What is asked — For every line in the data below that contains "page", copy the line.

(Dataset items)
=====
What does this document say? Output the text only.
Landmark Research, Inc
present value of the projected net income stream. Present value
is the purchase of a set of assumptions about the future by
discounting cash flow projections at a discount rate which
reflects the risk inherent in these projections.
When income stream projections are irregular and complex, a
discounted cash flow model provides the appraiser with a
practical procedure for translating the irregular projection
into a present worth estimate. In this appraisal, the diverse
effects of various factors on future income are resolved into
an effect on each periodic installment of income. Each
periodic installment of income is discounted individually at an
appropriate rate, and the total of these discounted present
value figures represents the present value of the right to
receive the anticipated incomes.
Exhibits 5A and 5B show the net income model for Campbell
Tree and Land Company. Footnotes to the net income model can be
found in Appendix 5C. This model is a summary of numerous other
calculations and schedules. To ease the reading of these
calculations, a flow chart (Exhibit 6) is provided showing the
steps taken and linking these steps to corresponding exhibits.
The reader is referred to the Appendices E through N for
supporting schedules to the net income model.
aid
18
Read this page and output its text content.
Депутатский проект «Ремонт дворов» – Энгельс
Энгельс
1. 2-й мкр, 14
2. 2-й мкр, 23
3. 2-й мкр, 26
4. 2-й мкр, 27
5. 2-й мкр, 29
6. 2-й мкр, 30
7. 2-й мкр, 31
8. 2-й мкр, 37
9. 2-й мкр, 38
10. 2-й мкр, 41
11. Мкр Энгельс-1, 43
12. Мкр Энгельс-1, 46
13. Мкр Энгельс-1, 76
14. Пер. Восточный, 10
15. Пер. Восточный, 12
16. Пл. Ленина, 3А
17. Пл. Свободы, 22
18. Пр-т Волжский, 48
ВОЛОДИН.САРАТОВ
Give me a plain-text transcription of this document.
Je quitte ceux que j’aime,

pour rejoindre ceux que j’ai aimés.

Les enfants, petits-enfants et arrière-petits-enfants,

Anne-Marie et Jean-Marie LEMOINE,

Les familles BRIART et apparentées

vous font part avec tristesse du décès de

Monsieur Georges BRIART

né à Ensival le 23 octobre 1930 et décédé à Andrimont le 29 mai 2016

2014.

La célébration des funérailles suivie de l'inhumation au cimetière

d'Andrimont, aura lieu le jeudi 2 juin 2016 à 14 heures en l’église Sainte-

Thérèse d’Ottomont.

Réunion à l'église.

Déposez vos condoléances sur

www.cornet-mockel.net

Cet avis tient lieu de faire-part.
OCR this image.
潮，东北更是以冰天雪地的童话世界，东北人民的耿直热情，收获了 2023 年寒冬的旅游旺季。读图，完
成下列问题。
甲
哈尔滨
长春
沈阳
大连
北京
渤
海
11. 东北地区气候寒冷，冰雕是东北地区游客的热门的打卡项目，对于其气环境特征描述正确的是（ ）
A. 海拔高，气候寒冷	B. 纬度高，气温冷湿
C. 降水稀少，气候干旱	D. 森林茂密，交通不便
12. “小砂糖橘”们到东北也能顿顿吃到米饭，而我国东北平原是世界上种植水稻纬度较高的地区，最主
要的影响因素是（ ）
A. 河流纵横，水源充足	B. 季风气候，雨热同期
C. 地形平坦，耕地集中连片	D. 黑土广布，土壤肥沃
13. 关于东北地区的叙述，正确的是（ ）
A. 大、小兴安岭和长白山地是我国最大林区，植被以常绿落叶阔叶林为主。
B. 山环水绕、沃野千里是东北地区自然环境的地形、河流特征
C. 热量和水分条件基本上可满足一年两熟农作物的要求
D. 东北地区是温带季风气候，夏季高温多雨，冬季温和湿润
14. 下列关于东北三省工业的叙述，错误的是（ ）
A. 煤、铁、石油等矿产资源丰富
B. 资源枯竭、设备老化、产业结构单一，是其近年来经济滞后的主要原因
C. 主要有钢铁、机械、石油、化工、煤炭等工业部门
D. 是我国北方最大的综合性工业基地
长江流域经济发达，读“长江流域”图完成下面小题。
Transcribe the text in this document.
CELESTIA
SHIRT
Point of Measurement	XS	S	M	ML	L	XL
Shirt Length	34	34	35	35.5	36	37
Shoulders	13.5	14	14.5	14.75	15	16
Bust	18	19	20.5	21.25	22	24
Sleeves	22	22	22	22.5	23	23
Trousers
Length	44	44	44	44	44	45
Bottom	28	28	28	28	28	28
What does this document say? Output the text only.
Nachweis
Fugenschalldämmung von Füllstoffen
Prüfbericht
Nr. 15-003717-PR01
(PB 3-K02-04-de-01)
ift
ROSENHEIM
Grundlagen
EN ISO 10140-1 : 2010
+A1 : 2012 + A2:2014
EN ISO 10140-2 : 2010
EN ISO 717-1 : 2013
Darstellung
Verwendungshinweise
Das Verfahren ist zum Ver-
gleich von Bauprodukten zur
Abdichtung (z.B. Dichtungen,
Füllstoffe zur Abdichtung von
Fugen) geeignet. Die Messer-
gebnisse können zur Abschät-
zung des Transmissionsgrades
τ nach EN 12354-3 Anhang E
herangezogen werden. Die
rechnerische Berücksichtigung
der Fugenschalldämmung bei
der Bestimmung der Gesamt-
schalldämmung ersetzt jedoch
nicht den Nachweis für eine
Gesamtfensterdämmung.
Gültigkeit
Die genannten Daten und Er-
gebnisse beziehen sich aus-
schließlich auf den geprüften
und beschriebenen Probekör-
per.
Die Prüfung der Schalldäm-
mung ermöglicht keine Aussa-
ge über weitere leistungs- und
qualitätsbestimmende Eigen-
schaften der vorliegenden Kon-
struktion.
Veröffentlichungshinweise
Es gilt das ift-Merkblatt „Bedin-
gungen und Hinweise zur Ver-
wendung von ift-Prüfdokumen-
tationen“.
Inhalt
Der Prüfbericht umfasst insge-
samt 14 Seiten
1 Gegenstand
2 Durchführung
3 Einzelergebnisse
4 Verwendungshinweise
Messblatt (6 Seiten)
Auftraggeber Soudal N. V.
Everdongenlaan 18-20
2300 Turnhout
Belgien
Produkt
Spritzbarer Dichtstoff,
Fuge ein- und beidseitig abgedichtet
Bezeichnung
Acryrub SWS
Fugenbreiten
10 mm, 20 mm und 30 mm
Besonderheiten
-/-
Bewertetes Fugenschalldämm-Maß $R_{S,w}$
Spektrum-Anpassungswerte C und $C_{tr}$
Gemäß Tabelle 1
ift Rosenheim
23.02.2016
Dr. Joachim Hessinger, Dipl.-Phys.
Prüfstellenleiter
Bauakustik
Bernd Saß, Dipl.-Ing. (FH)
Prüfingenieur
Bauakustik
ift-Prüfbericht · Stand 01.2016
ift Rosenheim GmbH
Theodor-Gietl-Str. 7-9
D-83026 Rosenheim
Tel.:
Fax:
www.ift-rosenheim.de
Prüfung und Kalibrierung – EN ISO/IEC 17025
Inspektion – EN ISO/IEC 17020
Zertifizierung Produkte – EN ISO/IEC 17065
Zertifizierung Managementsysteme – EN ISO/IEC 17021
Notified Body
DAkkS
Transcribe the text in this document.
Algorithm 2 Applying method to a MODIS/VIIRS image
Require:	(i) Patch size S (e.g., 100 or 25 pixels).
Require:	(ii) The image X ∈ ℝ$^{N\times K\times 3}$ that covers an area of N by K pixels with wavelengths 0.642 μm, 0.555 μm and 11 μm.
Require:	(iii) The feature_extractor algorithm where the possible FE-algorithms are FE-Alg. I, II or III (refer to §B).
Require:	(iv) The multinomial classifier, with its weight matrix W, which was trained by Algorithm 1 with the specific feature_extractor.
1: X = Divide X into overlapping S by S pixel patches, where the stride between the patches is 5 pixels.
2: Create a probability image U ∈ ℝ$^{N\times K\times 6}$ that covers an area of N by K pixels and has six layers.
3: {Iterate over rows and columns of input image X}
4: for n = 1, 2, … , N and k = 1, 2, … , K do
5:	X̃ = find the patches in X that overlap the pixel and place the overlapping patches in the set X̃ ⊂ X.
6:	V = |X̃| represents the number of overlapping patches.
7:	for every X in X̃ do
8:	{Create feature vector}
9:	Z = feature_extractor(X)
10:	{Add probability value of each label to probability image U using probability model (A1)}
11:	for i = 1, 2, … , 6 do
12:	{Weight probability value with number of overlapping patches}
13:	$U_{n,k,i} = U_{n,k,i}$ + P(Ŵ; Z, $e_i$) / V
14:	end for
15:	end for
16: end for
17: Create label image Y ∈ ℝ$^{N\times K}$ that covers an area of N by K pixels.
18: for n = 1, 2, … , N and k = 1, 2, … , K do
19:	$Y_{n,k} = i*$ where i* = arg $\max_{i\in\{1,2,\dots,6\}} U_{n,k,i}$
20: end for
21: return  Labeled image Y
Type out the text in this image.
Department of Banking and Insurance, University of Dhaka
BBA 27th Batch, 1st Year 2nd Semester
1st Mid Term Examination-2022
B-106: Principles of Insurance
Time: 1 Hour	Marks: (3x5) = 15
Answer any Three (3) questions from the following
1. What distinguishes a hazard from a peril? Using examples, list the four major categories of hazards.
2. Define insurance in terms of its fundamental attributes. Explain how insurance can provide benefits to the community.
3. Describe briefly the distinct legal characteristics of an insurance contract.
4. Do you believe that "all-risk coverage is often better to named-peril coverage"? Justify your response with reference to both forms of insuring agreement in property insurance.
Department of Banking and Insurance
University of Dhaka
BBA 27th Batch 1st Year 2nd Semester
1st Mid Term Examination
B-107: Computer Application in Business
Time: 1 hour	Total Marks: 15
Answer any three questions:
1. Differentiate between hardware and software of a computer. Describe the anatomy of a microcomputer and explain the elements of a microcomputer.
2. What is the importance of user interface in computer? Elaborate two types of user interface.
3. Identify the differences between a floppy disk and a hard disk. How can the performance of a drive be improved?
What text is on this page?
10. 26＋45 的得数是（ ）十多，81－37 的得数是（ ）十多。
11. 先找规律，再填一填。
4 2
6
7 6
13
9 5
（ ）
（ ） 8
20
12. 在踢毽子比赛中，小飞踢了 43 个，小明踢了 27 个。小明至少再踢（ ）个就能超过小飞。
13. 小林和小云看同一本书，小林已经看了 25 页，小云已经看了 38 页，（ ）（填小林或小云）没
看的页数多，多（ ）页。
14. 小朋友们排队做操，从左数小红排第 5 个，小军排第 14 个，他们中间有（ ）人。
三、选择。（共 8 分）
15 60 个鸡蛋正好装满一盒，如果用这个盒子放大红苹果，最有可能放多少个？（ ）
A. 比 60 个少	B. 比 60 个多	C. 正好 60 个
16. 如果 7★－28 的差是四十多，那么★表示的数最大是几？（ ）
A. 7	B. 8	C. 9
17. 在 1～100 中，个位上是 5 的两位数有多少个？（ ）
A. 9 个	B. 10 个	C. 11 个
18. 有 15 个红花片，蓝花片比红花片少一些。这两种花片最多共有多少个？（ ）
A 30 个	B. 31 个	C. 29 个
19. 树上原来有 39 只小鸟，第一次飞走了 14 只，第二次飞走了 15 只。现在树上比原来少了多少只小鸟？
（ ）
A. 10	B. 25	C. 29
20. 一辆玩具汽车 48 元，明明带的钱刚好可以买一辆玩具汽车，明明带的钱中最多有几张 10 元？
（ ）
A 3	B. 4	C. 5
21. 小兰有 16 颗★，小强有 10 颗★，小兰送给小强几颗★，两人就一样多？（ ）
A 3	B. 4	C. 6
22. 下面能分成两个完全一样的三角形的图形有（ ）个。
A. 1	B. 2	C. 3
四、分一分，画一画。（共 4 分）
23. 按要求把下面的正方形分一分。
=====
Answer —
Read this page and output its text content.
What text is on this page?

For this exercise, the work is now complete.